[Lines of data]
● ● ●
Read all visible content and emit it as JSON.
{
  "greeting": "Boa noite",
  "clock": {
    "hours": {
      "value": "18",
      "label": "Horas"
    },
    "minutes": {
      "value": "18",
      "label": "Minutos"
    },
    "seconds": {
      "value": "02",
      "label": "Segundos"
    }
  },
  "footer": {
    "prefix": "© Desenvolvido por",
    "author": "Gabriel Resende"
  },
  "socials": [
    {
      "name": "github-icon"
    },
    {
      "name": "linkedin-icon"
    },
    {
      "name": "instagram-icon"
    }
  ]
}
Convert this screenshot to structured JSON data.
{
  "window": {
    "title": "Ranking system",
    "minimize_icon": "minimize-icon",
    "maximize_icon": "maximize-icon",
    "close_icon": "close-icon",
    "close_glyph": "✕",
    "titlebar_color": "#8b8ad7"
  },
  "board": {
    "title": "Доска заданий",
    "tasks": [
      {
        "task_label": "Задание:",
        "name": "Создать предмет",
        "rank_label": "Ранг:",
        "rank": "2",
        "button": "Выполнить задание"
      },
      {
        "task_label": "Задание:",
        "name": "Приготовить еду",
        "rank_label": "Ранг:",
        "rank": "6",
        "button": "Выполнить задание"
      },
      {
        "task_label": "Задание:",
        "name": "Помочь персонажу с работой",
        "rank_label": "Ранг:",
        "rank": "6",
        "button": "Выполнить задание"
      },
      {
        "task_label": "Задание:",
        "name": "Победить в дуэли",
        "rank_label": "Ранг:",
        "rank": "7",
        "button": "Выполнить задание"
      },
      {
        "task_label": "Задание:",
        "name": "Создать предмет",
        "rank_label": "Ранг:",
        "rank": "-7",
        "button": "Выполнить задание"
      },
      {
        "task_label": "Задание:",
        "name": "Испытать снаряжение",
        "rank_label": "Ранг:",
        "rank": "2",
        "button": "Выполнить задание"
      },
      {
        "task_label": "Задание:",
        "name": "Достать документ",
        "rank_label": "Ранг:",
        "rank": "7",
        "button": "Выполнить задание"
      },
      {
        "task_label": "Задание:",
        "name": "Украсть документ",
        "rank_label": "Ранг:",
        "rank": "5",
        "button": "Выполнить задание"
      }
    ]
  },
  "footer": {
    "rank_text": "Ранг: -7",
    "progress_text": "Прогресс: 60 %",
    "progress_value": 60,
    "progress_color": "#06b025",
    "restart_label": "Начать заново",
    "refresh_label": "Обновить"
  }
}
● ● ●
**WHAT THE EXERCISE ASKS:** Take the records above and return them exactly as written.

**EXERCISE RESULT:**
Read all visible content and emit it as JSON.
{
  "greeting": "Boa noite",
  "clock": {
    "hours": {
      "value": "18",
      "label": "Horas"
    },
    "minutes": {
      "value": "18",
      "label": "Minutos"
    },
    "seconds": {
      "value": "02",
      "label": "Segundos"
    }
  },
  "footer": {
    "prefix": "© Desenvolvido por",
    "author": "Gabriel Resende"
  },
  "socials": [
    {
      "name": "github-icon"
    },
    {
      "name": "linkedin-icon"
    },
    {
      "name": "instagram-icon"
    }
  ]
}
Convert this screenshot to structured JSON data.
{
  "window": {
    "title": "Ranking system",
    "minimize_icon": "minimize-icon",
    "maximize_icon": "maximize-icon",
    "close_icon": "close-icon",
    "close_glyph": "✕",
    "titlebar_color": "#8b8ad7"
  },
  "board": {
    "title": "Доска заданий",
    "tasks": [
      {
        "task_label": "Задание:",
        "name": "Создать предмет",
        "rank_label": "Ранг:",
        "rank": "2",
        "button": "Выполнить задание"
      },
      {
        "task_label": "Задание:",
        "name": "Приготовить еду",
        "rank_label": "Ранг:",
        "rank": "6",
        "button": "Выполнить задание"
      },
      {
        "task_label": "Задание:",
        "name": "Помочь персонажу с работой",
        "rank_label": "Ранг:",
        "rank": "6",
        "button": "Выполнить задание"
      },
      {
        "task_label": "Задание:",
        "name": "Победить в дуэли",
        "rank_label": "Ранг:",
        "rank": "7",
        "button": "Выполнить задание"
      },
      {
        "task_label": "Задание:",
        "name": "Создать предмет",
        "rank_label": "Ранг:",
        "rank": "-7",
        "button": "Выполнить задание"
      },
      {
        "task_label": "Задание:",
        "name": "Испытать снаряжение",
        "rank_label": "Ранг:",
        "rank": "2",
        "button": "Выполнить задание"
      },
      {
        "task_label": "Задание:",
        "name": "Достать документ",
        "rank_label": "Ранг:",
        "rank": "7",
        "button": "Выполнить задание"
      },
      {
        "task_label": "Задание:",
        "name": "Украсть документ",
        "rank_label": "Ранг:",
        "rank": "5",
        "button": "Выполнить задание"
      }
    ]
  },
  "footer": {
    "rank_text": "Ранг: -7",
    "progress_text": "Прогресс: 60 %",
    "progress_value": 60,
    "progress_color": "#06b025",
    "restart_label": "Начать заново",
    "refresh_label": "Обновить"
  }
}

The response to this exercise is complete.